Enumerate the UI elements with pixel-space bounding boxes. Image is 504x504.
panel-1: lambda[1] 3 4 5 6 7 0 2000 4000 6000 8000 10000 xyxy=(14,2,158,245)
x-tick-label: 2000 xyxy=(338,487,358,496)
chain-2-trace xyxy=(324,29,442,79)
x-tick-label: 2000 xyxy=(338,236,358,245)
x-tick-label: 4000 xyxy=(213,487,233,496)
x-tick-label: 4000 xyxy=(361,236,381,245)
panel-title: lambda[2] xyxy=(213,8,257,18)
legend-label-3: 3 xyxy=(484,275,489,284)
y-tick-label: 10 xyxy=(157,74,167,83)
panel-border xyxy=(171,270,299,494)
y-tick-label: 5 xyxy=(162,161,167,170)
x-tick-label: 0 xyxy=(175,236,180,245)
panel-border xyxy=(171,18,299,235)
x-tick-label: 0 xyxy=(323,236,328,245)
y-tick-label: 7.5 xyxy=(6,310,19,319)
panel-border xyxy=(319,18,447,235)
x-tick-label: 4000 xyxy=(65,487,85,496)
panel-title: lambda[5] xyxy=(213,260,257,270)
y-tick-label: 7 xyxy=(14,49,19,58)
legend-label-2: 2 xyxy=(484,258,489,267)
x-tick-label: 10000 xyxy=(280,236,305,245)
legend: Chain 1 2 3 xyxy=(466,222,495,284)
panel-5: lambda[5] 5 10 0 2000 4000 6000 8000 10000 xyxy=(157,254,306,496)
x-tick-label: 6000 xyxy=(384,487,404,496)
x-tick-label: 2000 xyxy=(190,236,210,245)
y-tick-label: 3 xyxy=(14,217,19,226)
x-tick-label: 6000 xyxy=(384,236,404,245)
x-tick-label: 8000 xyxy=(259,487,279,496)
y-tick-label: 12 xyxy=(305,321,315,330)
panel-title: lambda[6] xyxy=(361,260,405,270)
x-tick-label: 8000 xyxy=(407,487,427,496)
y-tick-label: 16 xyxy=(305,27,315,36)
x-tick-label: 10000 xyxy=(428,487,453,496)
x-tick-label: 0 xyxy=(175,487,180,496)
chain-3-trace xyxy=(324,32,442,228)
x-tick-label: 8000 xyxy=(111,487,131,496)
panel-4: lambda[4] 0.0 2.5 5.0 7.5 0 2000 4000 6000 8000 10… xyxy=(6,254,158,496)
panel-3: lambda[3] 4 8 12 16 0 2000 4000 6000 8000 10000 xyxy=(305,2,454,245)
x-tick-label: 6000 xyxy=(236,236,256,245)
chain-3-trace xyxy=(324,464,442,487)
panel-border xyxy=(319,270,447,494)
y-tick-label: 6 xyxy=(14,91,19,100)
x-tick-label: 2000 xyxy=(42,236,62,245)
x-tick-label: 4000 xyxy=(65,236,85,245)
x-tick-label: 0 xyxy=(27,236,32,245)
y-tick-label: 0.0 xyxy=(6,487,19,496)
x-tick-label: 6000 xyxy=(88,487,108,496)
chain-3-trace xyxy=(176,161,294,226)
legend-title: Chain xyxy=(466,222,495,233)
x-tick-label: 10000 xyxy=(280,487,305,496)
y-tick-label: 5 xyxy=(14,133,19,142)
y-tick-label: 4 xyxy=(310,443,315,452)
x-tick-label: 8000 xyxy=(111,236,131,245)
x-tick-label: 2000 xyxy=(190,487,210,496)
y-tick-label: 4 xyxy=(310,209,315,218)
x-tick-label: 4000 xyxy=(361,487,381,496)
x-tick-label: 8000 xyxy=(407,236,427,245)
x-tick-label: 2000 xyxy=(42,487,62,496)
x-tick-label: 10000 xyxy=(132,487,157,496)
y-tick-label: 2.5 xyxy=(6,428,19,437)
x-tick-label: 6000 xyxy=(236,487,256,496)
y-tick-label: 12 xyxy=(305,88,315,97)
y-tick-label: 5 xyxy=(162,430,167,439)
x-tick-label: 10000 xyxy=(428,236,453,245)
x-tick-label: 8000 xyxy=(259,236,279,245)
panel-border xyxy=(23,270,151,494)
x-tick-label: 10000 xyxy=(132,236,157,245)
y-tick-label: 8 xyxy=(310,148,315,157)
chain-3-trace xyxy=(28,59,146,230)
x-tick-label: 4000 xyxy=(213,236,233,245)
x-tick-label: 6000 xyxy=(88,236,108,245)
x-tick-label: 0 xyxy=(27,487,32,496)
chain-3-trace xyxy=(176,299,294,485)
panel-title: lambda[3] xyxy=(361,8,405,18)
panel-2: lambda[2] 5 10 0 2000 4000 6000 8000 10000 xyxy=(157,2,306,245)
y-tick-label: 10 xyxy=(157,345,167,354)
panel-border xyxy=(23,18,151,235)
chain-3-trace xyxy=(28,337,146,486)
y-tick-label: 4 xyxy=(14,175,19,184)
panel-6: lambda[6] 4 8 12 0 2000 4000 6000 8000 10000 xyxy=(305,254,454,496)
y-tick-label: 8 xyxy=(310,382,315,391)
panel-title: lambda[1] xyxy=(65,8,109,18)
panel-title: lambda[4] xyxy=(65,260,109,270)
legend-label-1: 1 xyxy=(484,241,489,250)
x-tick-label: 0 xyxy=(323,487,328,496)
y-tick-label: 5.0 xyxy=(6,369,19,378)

WHAT IS ASKED:
Reproduce the material above word for word, from its first line through the line holding "x-tick-label: 4000 xyxy=(213,487,233,496)", including both.

PROBLEM SOLUTION:
Enumerate the UI elements with pixel-space bounding boxes. Image is 504x504.
panel-1: lambda[1] 3 4 5 6 7 0 2000 4000 6000 8000 10000 xyxy=(14,2,158,245)
x-tick-label: 2000 xyxy=(338,487,358,496)
chain-2-trace xyxy=(324,29,442,79)
x-tick-label: 2000 xyxy=(338,236,358,245)
x-tick-label: 4000 xyxy=(213,487,233,496)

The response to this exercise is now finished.